## Begin Data shown

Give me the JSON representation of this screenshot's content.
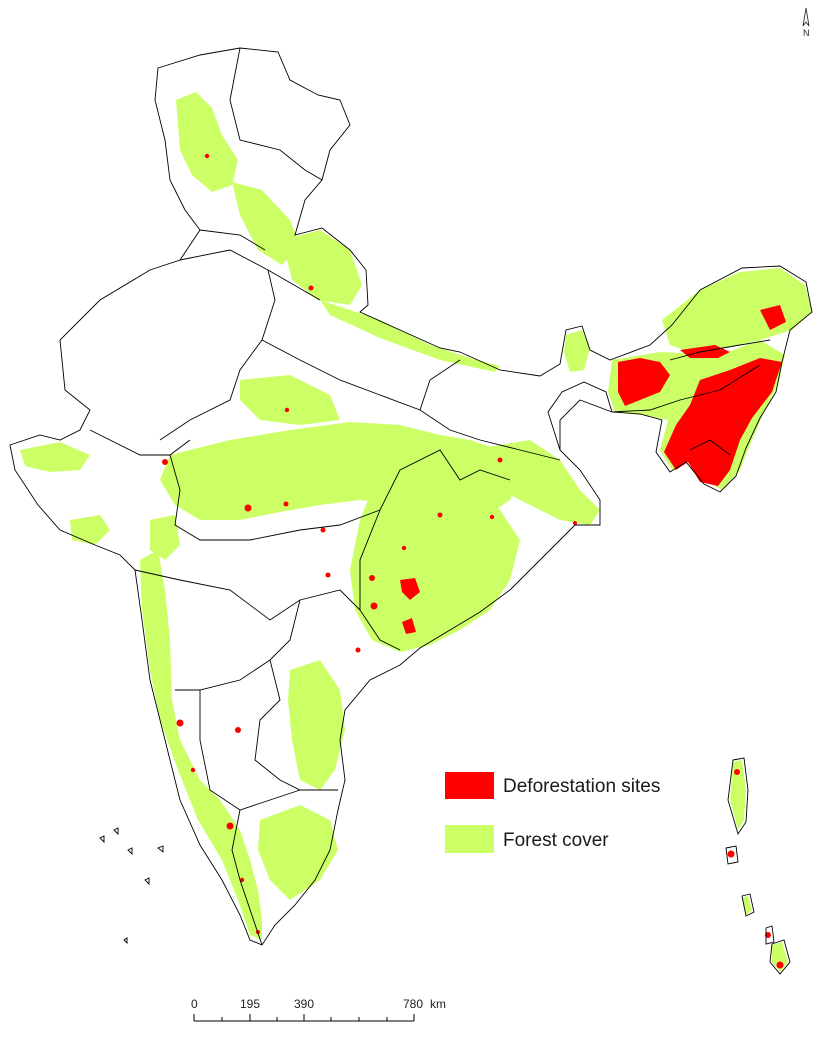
{
  "colors": {
    "deforestation": "#ff0000",
    "forest": "#ccff66",
    "boundary": "#000000",
    "background": "#ffffff"
  },
  "legend": {
    "deforestation_label": "Deforestation sites",
    "forest_label": "Forest cover"
  },
  "north_arrow": {
    "label": "N",
    "icon": "north-arrow-icon"
  },
  "scale_bar": {
    "ticks": [
      "0",
      "195",
      "390",
      "780"
    ],
    "unit": "km"
  }
}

## End Data shown

■ Problem requirements:
Leave the images out and output the remaining material exactly as it stands.

■ Answer for the task:
Give me the JSON representation of this screenshot's content.
{
  "colors": {
    "deforestation": "#ff0000",
    "forest": "#ccff66",
    "boundary": "#000000",
    "background": "#ffffff"
  },
  "legend": {
    "deforestation_label": "Deforestation sites",
    "forest_label": "Forest cover"
  },
  "north_arrow": {
    "label": "N",
    "icon": "north-arrow-icon"
  },
  "scale_bar": {
    "ticks": [
      "0",
      "195",
      "390",
      "780"
    ],
    "unit": "km"
  }
}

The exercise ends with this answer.